Stored records:
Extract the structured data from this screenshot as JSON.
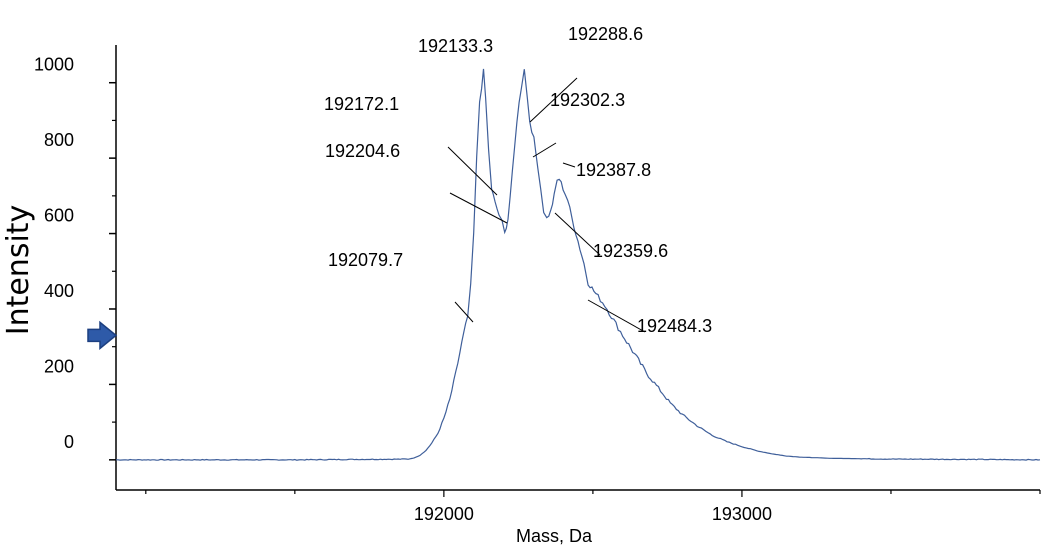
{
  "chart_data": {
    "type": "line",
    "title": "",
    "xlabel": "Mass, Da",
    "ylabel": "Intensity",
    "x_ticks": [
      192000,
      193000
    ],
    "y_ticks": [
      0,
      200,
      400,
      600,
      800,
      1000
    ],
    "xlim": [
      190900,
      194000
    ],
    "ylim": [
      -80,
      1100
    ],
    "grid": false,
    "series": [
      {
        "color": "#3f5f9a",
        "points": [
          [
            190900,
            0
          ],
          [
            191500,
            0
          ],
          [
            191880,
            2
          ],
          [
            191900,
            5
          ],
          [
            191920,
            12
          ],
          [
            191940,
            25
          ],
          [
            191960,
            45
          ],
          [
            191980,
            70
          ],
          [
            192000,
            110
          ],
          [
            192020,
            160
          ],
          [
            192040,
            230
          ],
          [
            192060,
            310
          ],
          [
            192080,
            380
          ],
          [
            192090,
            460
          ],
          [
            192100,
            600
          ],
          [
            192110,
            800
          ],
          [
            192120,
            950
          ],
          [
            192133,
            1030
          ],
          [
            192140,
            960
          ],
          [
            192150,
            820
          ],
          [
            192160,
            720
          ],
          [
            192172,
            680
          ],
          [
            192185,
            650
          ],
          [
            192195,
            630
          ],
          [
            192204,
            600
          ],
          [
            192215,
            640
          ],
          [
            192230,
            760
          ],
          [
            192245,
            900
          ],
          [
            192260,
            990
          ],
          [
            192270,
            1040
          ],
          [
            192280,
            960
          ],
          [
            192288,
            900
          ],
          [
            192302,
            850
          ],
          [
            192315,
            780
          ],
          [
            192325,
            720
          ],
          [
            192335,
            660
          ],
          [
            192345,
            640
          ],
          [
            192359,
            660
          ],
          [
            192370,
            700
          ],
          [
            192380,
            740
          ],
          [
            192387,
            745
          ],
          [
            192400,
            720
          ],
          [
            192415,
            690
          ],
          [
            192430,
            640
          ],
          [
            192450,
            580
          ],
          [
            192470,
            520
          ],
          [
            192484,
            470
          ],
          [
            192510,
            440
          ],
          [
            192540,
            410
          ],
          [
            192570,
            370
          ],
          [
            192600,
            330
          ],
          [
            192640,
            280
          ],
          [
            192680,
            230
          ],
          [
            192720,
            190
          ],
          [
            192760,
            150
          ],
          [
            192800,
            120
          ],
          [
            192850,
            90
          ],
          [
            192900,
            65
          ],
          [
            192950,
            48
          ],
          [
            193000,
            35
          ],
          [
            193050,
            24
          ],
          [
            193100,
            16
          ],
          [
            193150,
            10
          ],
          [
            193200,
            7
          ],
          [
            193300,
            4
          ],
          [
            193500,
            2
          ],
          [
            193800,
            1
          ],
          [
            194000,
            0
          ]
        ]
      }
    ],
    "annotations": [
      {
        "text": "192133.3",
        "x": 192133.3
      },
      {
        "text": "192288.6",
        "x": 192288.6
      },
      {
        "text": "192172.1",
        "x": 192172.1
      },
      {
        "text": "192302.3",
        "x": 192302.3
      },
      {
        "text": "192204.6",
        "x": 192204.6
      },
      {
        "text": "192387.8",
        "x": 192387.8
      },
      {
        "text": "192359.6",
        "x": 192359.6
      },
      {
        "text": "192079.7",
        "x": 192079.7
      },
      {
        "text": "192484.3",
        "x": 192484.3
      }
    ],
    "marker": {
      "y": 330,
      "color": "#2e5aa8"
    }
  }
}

What you should do:
Go through the listing above and write it all out exactly, leaving out any picture.

Exercise solution:
Extract the structured data from this screenshot as JSON.
{
  "chart_data": {
    "type": "line",
    "title": "",
    "xlabel": "Mass, Da",
    "ylabel": "Intensity",
    "x_ticks": [
      192000,
      193000
    ],
    "y_ticks": [
      0,
      200,
      400,
      600,
      800,
      1000
    ],
    "xlim": [
      190900,
      194000
    ],
    "ylim": [
      -80,
      1100
    ],
    "grid": false,
    "series": [
      {
        "color": "#3f5f9a",
        "points": [
          [
            190900,
            0
          ],
          [
            191500,
            0
          ],
          [
            191880,
            2
          ],
          [
            191900,
            5
          ],
          [
            191920,
            12
          ],
          [
            191940,
            25
          ],
          [
            191960,
            45
          ],
          [
            191980,
            70
          ],
          [
            192000,
            110
          ],
          [
            192020,
            160
          ],
          [
            192040,
            230
          ],
          [
            192060,
            310
          ],
          [
            192080,
            380
          ],
          [
            192090,
            460
          ],
          [
            192100,
            600
          ],
          [
            192110,
            800
          ],
          [
            192120,
            950
          ],
          [
            192133,
            1030
          ],
          [
            192140,
            960
          ],
          [
            192150,
            820
          ],
          [
            192160,
            720
          ],
          [
            192172,
            680
          ],
          [
            192185,
            650
          ],
          [
            192195,
            630
          ],
          [
            192204,
            600
          ],
          [
            192215,
            640
          ],
          [
            192230,
            760
          ],
          [
            192245,
            900
          ],
          [
            192260,
            990
          ],
          [
            192270,
            1040
          ],
          [
            192280,
            960
          ],
          [
            192288,
            900
          ],
          [
            192302,
            850
          ],
          [
            192315,
            780
          ],
          [
            192325,
            720
          ],
          [
            192335,
            660
          ],
          [
            192345,
            640
          ],
          [
            192359,
            660
          ],
          [
            192370,
            700
          ],
          [
            192380,
            740
          ],
          [
            192387,
            745
          ],
          [
            192400,
            720
          ],
          [
            192415,
            690
          ],
          [
            192430,
            640
          ],
          [
            192450,
            580
          ],
          [
            192470,
            520
          ],
          [
            192484,
            470
          ],
          [
            192510,
            440
          ],
          [
            192540,
            410
          ],
          [
            192570,
            370
          ],
          [
            192600,
            330
          ],
          [
            192640,
            280
          ],
          [
            192680,
            230
          ],
          [
            192720,
            190
          ],
          [
            192760,
            150
          ],
          [
            192800,
            120
          ],
          [
            192850,
            90
          ],
          [
            192900,
            65
          ],
          [
            192950,
            48
          ],
          [
            193000,
            35
          ],
          [
            193050,
            24
          ],
          [
            193100,
            16
          ],
          [
            193150,
            10
          ],
          [
            193200,
            7
          ],
          [
            193300,
            4
          ],
          [
            193500,
            2
          ],
          [
            193800,
            1
          ],
          [
            194000,
            0
          ]
        ]
      }
    ],
    "annotations": [
      {
        "text": "192133.3",
        "x": 192133.3
      },
      {
        "text": "192288.6",
        "x": 192288.6
      },
      {
        "text": "192172.1",
        "x": 192172.1
      },
      {
        "text": "192302.3",
        "x": 192302.3
      },
      {
        "text": "192204.6",
        "x": 192204.6
      },
      {
        "text": "192387.8",
        "x": 192387.8
      },
      {
        "text": "192359.6",
        "x": 192359.6
      },
      {
        "text": "192079.7",
        "x": 192079.7
      },
      {
        "text": "192484.3",
        "x": 192484.3
      }
    ],
    "marker": {
      "y": 330,
      "color": "#2e5aa8"
    }
  }
}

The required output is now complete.